--- Instruction ---
Can you set out the records below as a Markdown table with two columns, Row (a running number) and Line (the line itself), skipping any blank lines?

:::::

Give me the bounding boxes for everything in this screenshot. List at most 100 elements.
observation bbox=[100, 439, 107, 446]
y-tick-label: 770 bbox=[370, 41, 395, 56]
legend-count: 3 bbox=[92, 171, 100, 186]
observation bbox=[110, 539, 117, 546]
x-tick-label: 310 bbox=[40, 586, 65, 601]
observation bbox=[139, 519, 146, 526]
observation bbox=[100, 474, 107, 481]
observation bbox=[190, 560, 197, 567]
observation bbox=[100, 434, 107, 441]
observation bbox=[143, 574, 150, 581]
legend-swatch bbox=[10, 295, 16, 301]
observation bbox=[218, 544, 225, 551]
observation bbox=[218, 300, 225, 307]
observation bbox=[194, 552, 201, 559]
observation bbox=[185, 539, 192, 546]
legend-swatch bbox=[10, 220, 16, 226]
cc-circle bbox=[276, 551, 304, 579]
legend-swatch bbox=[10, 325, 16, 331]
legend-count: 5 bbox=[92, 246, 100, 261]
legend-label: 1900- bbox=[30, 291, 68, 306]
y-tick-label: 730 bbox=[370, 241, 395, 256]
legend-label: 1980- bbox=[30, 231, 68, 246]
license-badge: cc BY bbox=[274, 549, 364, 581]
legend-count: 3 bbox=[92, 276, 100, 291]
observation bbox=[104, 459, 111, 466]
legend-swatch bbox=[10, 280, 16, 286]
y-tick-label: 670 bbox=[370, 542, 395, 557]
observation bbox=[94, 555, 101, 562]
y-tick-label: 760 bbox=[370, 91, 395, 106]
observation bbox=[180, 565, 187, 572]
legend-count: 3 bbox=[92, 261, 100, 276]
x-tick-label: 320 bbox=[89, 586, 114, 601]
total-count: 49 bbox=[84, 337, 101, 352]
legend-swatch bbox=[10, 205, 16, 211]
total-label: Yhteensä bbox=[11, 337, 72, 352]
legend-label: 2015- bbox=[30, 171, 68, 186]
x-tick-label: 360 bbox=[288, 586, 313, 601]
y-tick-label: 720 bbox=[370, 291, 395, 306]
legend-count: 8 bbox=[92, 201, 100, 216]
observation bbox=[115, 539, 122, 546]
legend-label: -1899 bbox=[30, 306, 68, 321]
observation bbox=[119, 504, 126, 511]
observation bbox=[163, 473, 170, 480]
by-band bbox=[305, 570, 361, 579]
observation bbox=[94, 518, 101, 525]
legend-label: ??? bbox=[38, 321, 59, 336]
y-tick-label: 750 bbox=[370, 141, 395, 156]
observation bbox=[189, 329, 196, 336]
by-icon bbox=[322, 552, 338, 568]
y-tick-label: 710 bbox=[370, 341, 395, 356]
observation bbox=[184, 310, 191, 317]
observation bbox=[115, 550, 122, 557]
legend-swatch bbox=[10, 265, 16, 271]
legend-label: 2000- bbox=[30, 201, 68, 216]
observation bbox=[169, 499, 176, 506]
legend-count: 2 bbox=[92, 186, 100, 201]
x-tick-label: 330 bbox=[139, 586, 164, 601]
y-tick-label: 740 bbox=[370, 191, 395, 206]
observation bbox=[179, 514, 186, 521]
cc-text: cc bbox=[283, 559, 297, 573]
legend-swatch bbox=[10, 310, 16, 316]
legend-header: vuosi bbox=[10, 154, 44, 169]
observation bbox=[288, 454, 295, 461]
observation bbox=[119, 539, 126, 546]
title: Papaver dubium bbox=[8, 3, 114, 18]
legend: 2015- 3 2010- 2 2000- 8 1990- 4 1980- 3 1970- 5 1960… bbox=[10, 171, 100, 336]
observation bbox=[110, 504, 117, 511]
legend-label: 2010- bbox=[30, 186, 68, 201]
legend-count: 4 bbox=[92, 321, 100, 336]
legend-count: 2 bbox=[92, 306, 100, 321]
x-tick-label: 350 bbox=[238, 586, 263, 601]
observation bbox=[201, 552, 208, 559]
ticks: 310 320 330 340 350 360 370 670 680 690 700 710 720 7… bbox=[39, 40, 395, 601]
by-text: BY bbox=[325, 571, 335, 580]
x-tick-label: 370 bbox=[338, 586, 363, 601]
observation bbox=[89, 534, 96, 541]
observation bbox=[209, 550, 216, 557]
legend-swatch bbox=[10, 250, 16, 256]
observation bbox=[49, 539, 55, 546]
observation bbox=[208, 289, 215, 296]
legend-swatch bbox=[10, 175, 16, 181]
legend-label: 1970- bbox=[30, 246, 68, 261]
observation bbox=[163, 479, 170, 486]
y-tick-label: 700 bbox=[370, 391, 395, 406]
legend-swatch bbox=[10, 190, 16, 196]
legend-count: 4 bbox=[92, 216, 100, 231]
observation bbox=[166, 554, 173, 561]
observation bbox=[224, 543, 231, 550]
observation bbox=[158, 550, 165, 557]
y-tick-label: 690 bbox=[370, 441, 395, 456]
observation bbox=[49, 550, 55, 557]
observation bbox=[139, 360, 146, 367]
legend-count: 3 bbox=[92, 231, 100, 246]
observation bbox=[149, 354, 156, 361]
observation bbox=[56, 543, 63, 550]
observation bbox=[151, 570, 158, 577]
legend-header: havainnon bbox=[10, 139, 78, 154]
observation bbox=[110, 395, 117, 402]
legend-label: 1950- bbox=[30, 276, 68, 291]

:::::

--- Result for this exercise ---
| Row | Line |
|---|---|
| 1 | Give me the bounding boxes for everything in this screenshot. List at most 100 elements. |
| 2 | observation bbox=[100, 439, 107, 446] |
| 3 | y-tick-label: 770 bbox=[370, 41, 395, 56] |
| 4 | legend-count: 3 bbox=[92, 171, 100, 186] |
| 5 | observation bbox=[110, 539, 117, 546] |
| 6 | x-tick-label: 310 bbox=[40, 586, 65, 601] |
| 7 | observation bbox=[139, 519, 146, 526] |
| 8 | observation bbox=[100, 474, 107, 481] |
| 9 | observation bbox=[190, 560, 197, 567] |
| 10 | observation bbox=[100, 434, 107, 441] |
| 11 | observation bbox=[143, 574, 150, 581] |
| 12 | legend-swatch bbox=[10, 295, 16, 301] |
| 13 | observation bbox=[218, 544, 225, 551] |
| 14 | observation bbox=[218, 300, 225, 307] |
| 15 | observation bbox=[194, 552, 201, 559] |
| 16 | observation bbox=[185, 539, 192, 546] |
| 17 | legend-swatch bbox=[10, 220, 16, 226] |
| 18 | cc-circle bbox=[276, 551, 304, 579] |
| 19 | legend-swatch bbox=[10, 325, 16, 331] |
| 20 | legend-count: 5 bbox=[92, 246, 100, 261] |
| 21 | legend-label: 1900- bbox=[30, 291, 68, 306] |
| 22 | y-tick-label: 730 bbox=[370, 241, 395, 256] |
| 23 | legend-label: 1980- bbox=[30, 231, 68, 246] |
| 24 | license-badge: cc BY bbox=[274, 549, 364, 581] |
| 25 | legend-count: 3 bbox=[92, 276, 100, 291] |
| 26 | observation bbox=[104, 459, 111, 466] |
| 27 | legend-swatch bbox=[10, 280, 16, 286] |
| 28 | y-tick-label: 670 bbox=[370, 542, 395, 557] |
| 29 | observation bbox=[94, 555, 101, 562] |
| 30 | y-tick-label: 760 bbox=[370, 91, 395, 106] |
| 31 | observation bbox=[180, 565, 187, 572] |
| 32 | legend-count: 3 bbox=[92, 261, 100, 276] |
| 33 | x-tick-label: 320 bbox=[89, 586, 114, 601] |
| 34 | total-count: 49 bbox=[84, 337, 101, 352] |
| 35 | legend-swatch bbox=[10, 205, 16, 211] |
| 36 | total-label: Yhteensä bbox=[11, 337, 72, 352] |
| 37 | legend-label: 2015- bbox=[30, 171, 68, 186] |
| 38 | x-tick-label: 360 bbox=[288, 586, 313, 601] |
| 39 | y-tick-label: 720 bbox=[370, 291, 395, 306] |
| 40 | legend-count: 8 bbox=[92, 201, 100, 216] |
| 41 | observation bbox=[115, 539, 122, 546] |
| 42 | legend-label: -1899 bbox=[30, 306, 68, 321] |
| 43 | observation bbox=[119, 504, 126, 511] |
| 44 | observation bbox=[163, 473, 170, 480] |
| 45 | by-band bbox=[305, 570, 361, 579] |
| 46 | observation bbox=[94, 518, 101, 525] |
| 47 | legend-label: ??? bbox=[38, 321, 59, 336] |
| 48 | y-tick-label: 750 bbox=[370, 141, 395, 156] |
| 49 | observation bbox=[189, 329, 196, 336] |
| 50 | by-icon bbox=[322, 552, 338, 568] |
| 51 | y-tick-label: 710 bbox=[370, 341, 395, 356] |
| 52 | observation bbox=[184, 310, 191, 317] |
| 53 | observation bbox=[115, 550, 122, 557] |
| 54 | legend-swatch bbox=[10, 265, 16, 271] |
| 55 | legend-label: 2000- bbox=[30, 201, 68, 216] |
| 56 | observation bbox=[169, 499, 176, 506] |
| 57 | legend-count: 2 bbox=[92, 186, 100, 201] |
| 58 | x-tick-label: 330 bbox=[139, 586, 164, 601] |
| 59 | y-tick-label: 740 bbox=[370, 191, 395, 206] |
| 60 | observation bbox=[179, 514, 186, 521] |
| 61 | cc-text: cc bbox=[283, 559, 297, 573] |
| 62 | legend-swatch bbox=[10, 310, 16, 316] |
| 63 | legend-header: vuosi bbox=[10, 154, 44, 169] |
| 64 | observation bbox=[288, 454, 295, 461] |
| 65 | observation bbox=[119, 539, 126, 546] |
| 66 | title: Papaver dubium bbox=[8, 3, 114, 18] |
| 67 | legend: 2015- 3 2010- 2 2000- 8 1990- 4 1980- 3 1970- 5 1960… bbox=[10, 171, 100, 336] |
| 68 | observation bbox=[110, 504, 117, 511] |
| 69 | legend-label: 2010- bbox=[30, 186, 68, 201] |
| 70 | legend-count: 4 bbox=[92, 321, 100, 336] |
| 71 | legend-count: 2 bbox=[92, 306, 100, 321] |
| 72 | x-tick-label: 350 bbox=[238, 586, 263, 601] |
| 73 | observation bbox=[201, 552, 208, 559] |
| 74 | ticks: 310 320 330 340 350 360 370 670 680 690 700 710 720 7… bbox=[39, 40, 395, 601] |
| 75 | by-text: BY bbox=[325, 571, 335, 580] |
| 76 | x-tick-label: 370 bbox=[338, 586, 363, 601] |
| 77 | observation bbox=[89, 534, 96, 541] |
| 78 | observation bbox=[209, 550, 216, 557] |
| 79 | legend-swatch bbox=[10, 250, 16, 256] |
| 80 | observation bbox=[49, 539, 55, 546] |
| 81 | observation bbox=[208, 289, 215, 296] |
| 82 | legend-swatch bbox=[10, 175, 16, 181] |
| 83 | legend-label: 1970- bbox=[30, 246, 68, 261] |
| 84 | observation bbox=[163, 479, 170, 486] |
| 85 | y-tick-label: 700 bbox=[370, 391, 395, 406] |
| 86 | legend-swatch bbox=[10, 190, 16, 196] |
| 87 | legend-count: 4 bbox=[92, 216, 100, 231] |
| 88 | observation bbox=[166, 554, 173, 561] |
| 89 | observation bbox=[224, 543, 231, 550] |
| 90 | observation bbox=[158, 550, 165, 557] |
| 91 | y-tick-label: 690 bbox=[370, 441, 395, 456] |
| 92 | observation bbox=[49, 550, 55, 557] |
| 93 | observation bbox=[139, 360, 146, 367] |
| 94 | legend-count: 3 bbox=[92, 231, 100, 246] |
| 95 | observation bbox=[149, 354, 156, 361] |
| 96 | observation bbox=[56, 543, 63, 550] |
| 97 | observation bbox=[151, 570, 158, 577] |
| 98 | legend-header: havainnon bbox=[10, 139, 78, 154] |
| 99 | observation bbox=[110, 395, 117, 402] |
| 100 | legend-label: 1950- bbox=[30, 276, 68, 291] |